Short exercise> Transcribe every entry word for word, but skip the images.
═════ Material provided
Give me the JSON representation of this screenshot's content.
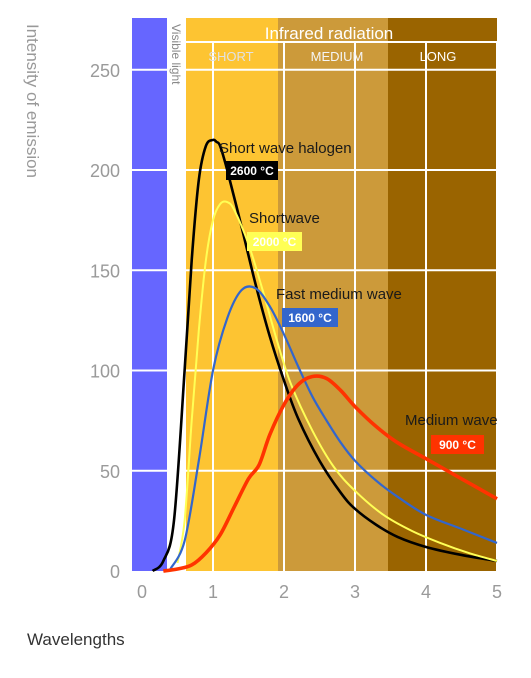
{
  "chart_data": {
    "type": "line",
    "ylabel": "Intensity of emission",
    "xlabel": "Wavelengths",
    "xlim": [
      0,
      5
    ],
    "ylim": [
      0,
      270
    ],
    "xticks": [
      0,
      1,
      2,
      3,
      4,
      5
    ],
    "yticks": [
      0,
      50,
      100,
      150,
      200,
      250
    ],
    "grid": true,
    "regions": {
      "visible_band": {
        "label": "Visible light",
        "x": [
          0.0,
          0.3
        ],
        "color": "#6666ff"
      },
      "visible_gap": {
        "x": [
          0.3,
          0.6
        ],
        "color": "#ffffff"
      },
      "infrared": {
        "title": "Infrared radiation",
        "title_color": "#ffffff",
        "bands": [
          {
            "label": "SHORT",
            "x": [
              0.6,
              1.8
            ],
            "color": "#fdc432",
            "text_color": "#e2e2e2"
          },
          {
            "label": "MEDIUM",
            "x": [
              1.8,
              3.35
            ],
            "color": "#cc9a3a",
            "text_color": "#f5f5f5"
          },
          {
            "label": "LONG",
            "x": [
              3.35,
              5.0
            ],
            "color": "#9a6400",
            "text_color": "#ffffff"
          }
        ]
      }
    },
    "series": [
      {
        "name": "Short wave halogen",
        "temperature": "2600 °C",
        "color": "#000000",
        "label_bg": "#000000",
        "x": [
          0.15,
          0.3,
          0.45,
          0.6,
          0.7,
          0.8,
          0.9,
          1.0,
          1.05,
          1.1,
          1.2,
          1.4,
          1.6,
          1.8,
          2.0,
          2.2,
          2.5,
          2.8,
          3.0,
          3.3,
          3.6,
          4.0,
          4.5,
          5.0
        ],
        "y": [
          0,
          5,
          25,
          100,
          155,
          195,
          212,
          215,
          214,
          212,
          200,
          172,
          143,
          117,
          95,
          76,
          55,
          39,
          31,
          23,
          17,
          12,
          8,
          5
        ]
      },
      {
        "name": "Shortwave",
        "temperature": "2000 °C",
        "color": "#ffff55",
        "label_bg": "#ffff55",
        "x": [
          0.5,
          0.6,
          0.7,
          0.8,
          0.9,
          1.0,
          1.1,
          1.2,
          1.3,
          1.5,
          1.7,
          1.9,
          2.1,
          2.4,
          2.7,
          3.0,
          3.4,
          3.8,
          4.2,
          4.6,
          5.0
        ],
        "y": [
          4,
          25,
          75,
          120,
          155,
          175,
          183,
          184,
          180,
          163,
          140,
          115,
          93,
          70,
          52,
          40,
          28,
          20,
          14,
          9,
          5
        ]
      },
      {
        "name": "Fast medium wave",
        "temperature": "1600 °C",
        "color": "#3366cc",
        "label_bg": "#3366cc",
        "x": [
          0.4,
          0.6,
          0.8,
          1.0,
          1.2,
          1.4,
          1.6,
          1.8,
          2.0,
          2.2,
          2.4,
          2.6,
          2.8,
          3.0,
          3.3,
          3.6,
          4.0,
          4.5,
          5.0
        ],
        "y": [
          1,
          15,
          55,
          100,
          126,
          140,
          141,
          132,
          118,
          102,
          87,
          75,
          64,
          55,
          45,
          37,
          28,
          21,
          14
        ]
      },
      {
        "name": "Medium wave",
        "temperature": "900 °C",
        "color": "#ff3300",
        "label_bg": "#ff3300",
        "x": [
          0.3,
          0.5,
          0.7,
          0.9,
          1.1,
          1.3,
          1.5,
          1.65,
          1.8,
          2.0,
          2.2,
          2.4,
          2.6,
          2.8,
          3.0,
          3.3,
          3.6,
          4.0,
          4.5,
          5.0
        ],
        "y": [
          0,
          1,
          3,
          9,
          18,
          32,
          46,
          53,
          68,
          83,
          93,
          97,
          96,
          90,
          82,
          72,
          64,
          56,
          46,
          36
        ]
      }
    ]
  }
}
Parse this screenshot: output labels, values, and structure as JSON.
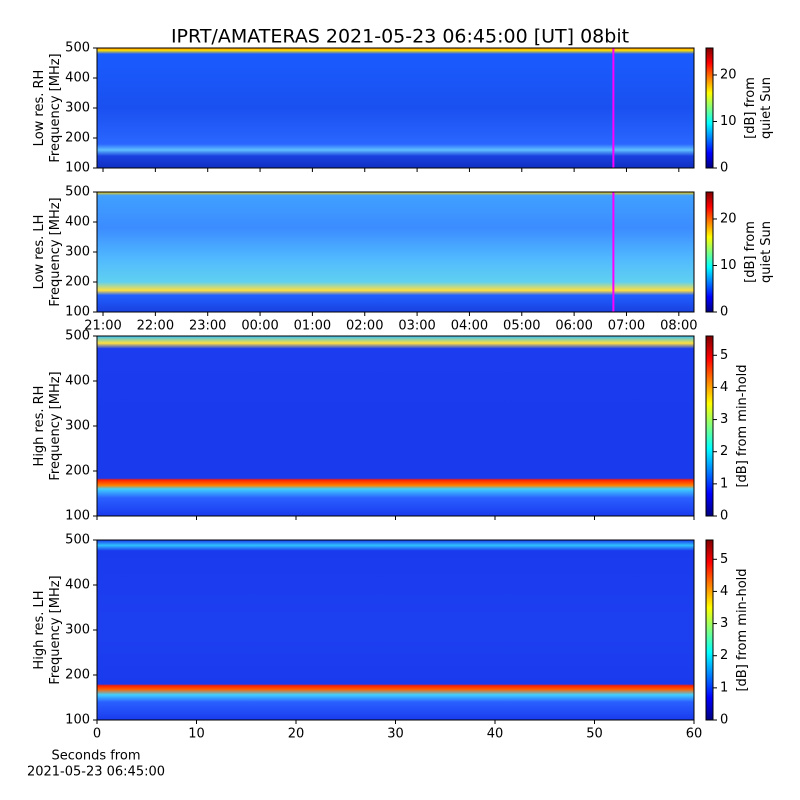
{
  "chart_data": [
    {
      "type": "heatmap",
      "title": "IPRT/AMATERAS 2021-05-23 06:45:00 [UT]   08bit",
      "ylabel": [
        "Low res. RH",
        "Frequency [MHz]"
      ],
      "xlim": [
        20.885,
        32.29
      ],
      "xticks": [
        {
          "value": 21,
          "label": "21:00"
        },
        {
          "value": 22,
          "label": "22:00"
        },
        {
          "value": 23,
          "label": "23:00"
        },
        {
          "value": 24,
          "label": "00:00"
        },
        {
          "value": 25,
          "label": "01:00"
        },
        {
          "value": 26,
          "label": "02:00"
        },
        {
          "value": 27,
          "label": "03:00"
        },
        {
          "value": 28,
          "label": "04:00"
        },
        {
          "value": 29,
          "label": "05:00"
        },
        {
          "value": 30,
          "label": "06:00"
        },
        {
          "value": 31,
          "label": "07:00"
        },
        {
          "value": 32,
          "label": "08:00"
        }
      ],
      "show_xticklabels": false,
      "ylim": [
        100,
        500
      ],
      "yticks": [
        100,
        200,
        300,
        400,
        500
      ],
      "vline": 30.75,
      "vline_color": "#ff00ff",
      "colorbar": {
        "label": [
          "[dB] from",
          "quiet Sun"
        ],
        "lim": [
          0,
          25.8
        ],
        "ticks": [
          0,
          10,
          20
        ]
      }
    },
    {
      "type": "heatmap",
      "ylabel": [
        "Low res. LH",
        "Frequency [MHz]"
      ],
      "xlim": [
        20.885,
        32.29
      ],
      "xticks": [
        {
          "value": 21,
          "label": "21:00"
        },
        {
          "value": 22,
          "label": "22:00"
        },
        {
          "value": 23,
          "label": "23:00"
        },
        {
          "value": 24,
          "label": "00:00"
        },
        {
          "value": 25,
          "label": "01:00"
        },
        {
          "value": 26,
          "label": "02:00"
        },
        {
          "value": 27,
          "label": "03:00"
        },
        {
          "value": 28,
          "label": "04:00"
        },
        {
          "value": 29,
          "label": "05:00"
        },
        {
          "value": 30,
          "label": "06:00"
        },
        {
          "value": 31,
          "label": "07:00"
        },
        {
          "value": 32,
          "label": "08:00"
        }
      ],
      "show_xticklabels": true,
      "ylim": [
        100,
        500
      ],
      "yticks": [
        100,
        200,
        300,
        400,
        500
      ],
      "vline": 30.75,
      "vline_color": "#ff00ff",
      "colorbar": {
        "label": [
          "[dB] from",
          "quiet Sun"
        ],
        "lim": [
          0,
          25.8
        ],
        "ticks": [
          0,
          10,
          20
        ]
      }
    },
    {
      "type": "heatmap",
      "ylabel": [
        "High res. RH",
        "Frequency [MHz]"
      ],
      "xlim": [
        0,
        60
      ],
      "xticks": [
        0,
        10,
        20,
        30,
        40,
        50,
        60
      ],
      "show_xticklabels": false,
      "ylim": [
        100,
        500
      ],
      "yticks": [
        100,
        200,
        300,
        400,
        500
      ],
      "colorbar": {
        "label": [
          "[dB] from min-hold"
        ],
        "lim": [
          0,
          5.6
        ],
        "ticks": [
          0,
          1,
          2,
          3,
          4,
          5
        ]
      }
    },
    {
      "type": "heatmap",
      "ylabel": [
        "High res. LH",
        "Frequency [MHz]"
      ],
      "xlabel": [
        "Seconds from",
        "2021-05-23 06:45:00"
      ],
      "xlim": [
        0,
        60
      ],
      "xticks": [
        0,
        10,
        20,
        30,
        40,
        50,
        60
      ],
      "show_xticklabels": true,
      "ylim": [
        100,
        500
      ],
      "yticks": [
        100,
        200,
        300,
        400,
        500
      ],
      "colorbar": {
        "label": [
          "[dB] from min-hold"
        ],
        "lim": [
          0,
          5.6
        ],
        "ticks": [
          0,
          1,
          2,
          3,
          4,
          5
        ]
      }
    }
  ]
}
══════════
Reply>
Give me the JSON representation of this screenshot's content.
{
  "chart_data": {
    "type": "line",
    "ylabel": "Intensity of emission",
    "xlabel": "Wavelengths",
    "xlim": [
      0,
      5
    ],
    "ylim": [
      0,
      270
    ],
    "xticks": [
      0,
      1,
      2,
      3,
      4,
      5
    ],
    "yticks": [
      0,
      50,
      100,
      150,
      200,
      250
    ],
    "grid": true,
    "regions": {
      "visible_band": {
        "label": "Visible light",
        "x": [
          0.0,
          0.3
        ],
        "color": "#6666ff"
      },
      "visible_gap": {
        "x": [
          0.3,
          0.6
        ],
        "color": "#ffffff"
      },
      "infrared": {
        "title": "Infrared radiation",
        "title_color": "#ffffff",
        "bands": [
          {
            "label": "SHORT",
            "x": [
              0.6,
              1.8
            ],
            "color": "#fdc432",
            "text_color": "#e2e2e2"
          },
          {
            "label": "MEDIUM",
            "x": [
              1.8,
              3.35
            ],
            "color": "#cc9a3a",
            "text_color": "#f5f5f5"
          },
          {
            "label": "LONG",
            "x": [
              3.35,
              5.0
            ],
            "color": "#9a6400",
            "text_color": "#ffffff"
          }
        ]
      }
    },
    "series": [
      {
        "name": "Short wave halogen",
        "temperature": "2600 °C",
        "color": "#000000",
        "label_bg": "#000000",
        "x": [
          0.15,
          0.3,
          0.45,
          0.6,
          0.7,
          0.8,
          0.9,
          1.0,
          1.05,
          1.1,
          1.2,
          1.4,
          1.6,
          1.8,
          2.0,
          2.2,
          2.5,
          2.8,
          3.0,
          3.3,
          3.6,
          4.0,
          4.5,
          5.0
        ],
        "y": [
          0,
          5,
          25,
          100,
          155,
          195,
          212,
          215,
          214,
          212,
          200,
          172,
          143,
          117,
          95,
          76,
          55,
          39,
          31,
          23,
          17,
          12,
          8,
          5
        ]
      },
      {
        "name": "Shortwave",
        "temperature": "2000 °C",
        "color": "#ffff55",
        "label_bg": "#ffff55",
        "x": [
          0.5,
          0.6,
          0.7,
          0.8,
          0.9,
          1.0,
          1.1,
          1.2,
          1.3,
          1.5,
          1.7,
          1.9,
          2.1,
          2.4,
          2.7,
          3.0,
          3.4,
          3.8,
          4.2,
          4.6,
          5.0
        ],
        "y": [
          4,
          25,
          75,
          120,
          155,
          175,
          183,
          184,
          180,
          163,
          140,
          115,
          93,
          70,
          52,
          40,
          28,
          20,
          14,
          9,
          5
        ]
      },
      {
        "name": "Fast medium wave",
        "temperature": "1600 °C",
        "color": "#3366cc",
        "label_bg": "#3366cc",
        "x": [
          0.4,
          0.6,
          0.8,
          1.0,
          1.2,
          1.4,
          1.6,
          1.8,
          2.0,
          2.2,
          2.4,
          2.6,
          2.8,
          3.0,
          3.3,
          3.6,
          4.0,
          4.5,
          5.0
        ],
        "y": [
          1,
          15,
          55,
          100,
          126,
          140,
          141,
          132,
          118,
          102,
          87,
          75,
          64,
          55,
          45,
          37,
          28,
          21,
          14
        ]
      },
      {
        "name": "Medium wave",
        "temperature": "900 °C",
        "color": "#ff3300",
        "label_bg": "#ff3300",
        "x": [
          0.3,
          0.5,
          0.7,
          0.9,
          1.1,
          1.3,
          1.5,
          1.65,
          1.8,
          2.0,
          2.2,
          2.4,
          2.6,
          2.8,
          3.0,
          3.3,
          3.6,
          4.0,
          4.5,
          5.0
        ],
        "y": [
          0,
          1,
          3,
          9,
          18,
          32,
          46,
          53,
          68,
          83,
          93,
          97,
          96,
          90,
          82,
          72,
          64,
          56,
          46,
          36
        ]
      }
    ]
  }
}
Parse this screenshot: output labels, values, and structure as JSON.
{
  "chart_data": [
    {
      "type": "heatmap",
      "title": "IPRT/AMATERAS 2021-05-23 06:45:00 [UT]   08bit",
      "ylabel": [
        "Low res. RH",
        "Frequency [MHz]"
      ],
      "xlim": [
        20.885,
        32.29
      ],
      "xticks": [
        {
          "value": 21,
          "label": "21:00"
        },
        {
          "value": 22,
          "label": "22:00"
        },
        {
          "value": 23,
          "label": "23:00"
        },
        {
          "value": 24,
          "label": "00:00"
        },
        {
          "value": 25,
          "label": "01:00"
        },
        {
          "value": 26,
          "label": "02:00"
        },
        {
          "value": 27,
          "label": "03:00"
        },
        {
          "value": 28,
          "label": "04:00"
        },
        {
          "value": 29,
          "label": "05:00"
        },
        {
          "value": 30,
          "label": "06:00"
        },
        {
          "value": 31,
          "label": "07:00"
        },
        {
          "value": 32,
          "label": "08:00"
        }
      ],
      "show_xticklabels": false,
      "ylim": [
        100,
        500
      ],
      "yticks": [
        100,
        200,
        300,
        400,
        500
      ],
      "vline": 30.75,
      "vline_color": "#ff00ff",
      "colorbar": {
        "label": [
          "[dB] from",
          "quiet Sun"
        ],
        "lim": [
          0,
          25.8
        ],
        "ticks": [
          0,
          10,
          20
        ]
      }
    },
    {
      "type": "heatmap",
      "ylabel": [
        "Low res. LH",
        "Frequency [MHz]"
      ],
      "xlim": [
        20.885,
        32.29
      ],
      "xticks": [
        {
          "value": 21,
          "label": "21:00"
        },
        {
          "value": 22,
          "label": "22:00"
        },
        {
          "value": 23,
          "label": "23:00"
        },
        {
          "value": 24,
          "label": "00:00"
        },
        {
          "value": 25,
          "label": "01:00"
        },
        {
          "value": 26,
          "label": "02:00"
        },
        {
          "value": 27,
          "label": "03:00"
        },
        {
          "value": 28,
          "label": "04:00"
        },
        {
          "value": 29,
          "label": "05:00"
        },
        {
          "value": 30,
          "label": "06:00"
        },
        {
          "value": 31,
          "label": "07:00"
        },
        {
          "value": 32,
          "label": "08:00"
        }
      ],
      "show_xticklabels": true,
      "ylim": [
        100,
        500
      ],
      "yticks": [
        100,
        200,
        300,
        400,
        500
      ],
      "vline": 30.75,
      "vline_color": "#ff00ff",
      "colorbar": {
        "label": [
          "[dB] from",
          "quiet Sun"
        ],
        "lim": [
          0,
          25.8
        ],
        "ticks": [
          0,
          10,
          20
        ]
      }
    },
    {
      "type": "heatmap",
      "ylabel": [
        "High res. RH",
        "Frequency [MHz]"
      ],
      "xlim": [
        0,
        60
      ],
      "xticks": [
        0,
        10,
        20,
        30,
        40,
        50,
        60
      ],
      "show_xticklabels": false,
      "ylim": [
        100,
        500
      ],
      "yticks": [
        100,
        200,
        300,
        400,
        500
      ],
      "colorbar": {
        "label": [
          "[dB] from min-hold"
        ],
        "lim": [
          0,
          5.6
        ],
        "ticks": [
          0,
          1,
          2,
          3,
          4,
          5
        ]
      }
    },
    {
      "type": "heatmap",
      "ylabel": [
        "High res. LH",
        "Frequency [MHz]"
      ],
      "xlabel": [
        "Seconds from",
        "2021-05-23 06:45:00"
      ],
      "xlim": [
        0,
        60
      ],
      "xticks": [
        0,
        10,
        20,
        30,
        40,
        50,
        60
      ],
      "show_xticklabels": true,
      "ylim": [
        100,
        500
      ],
      "yticks": [
        100,
        200,
        300,
        400,
        500
      ],
      "colorbar": {
        "label": [
          "[dB] from min-hold"
        ],
        "lim": [
          0,
          5.6
        ],
        "ticks": [
          0,
          1,
          2,
          3,
          4,
          5
        ]
      }
    }
  ]
}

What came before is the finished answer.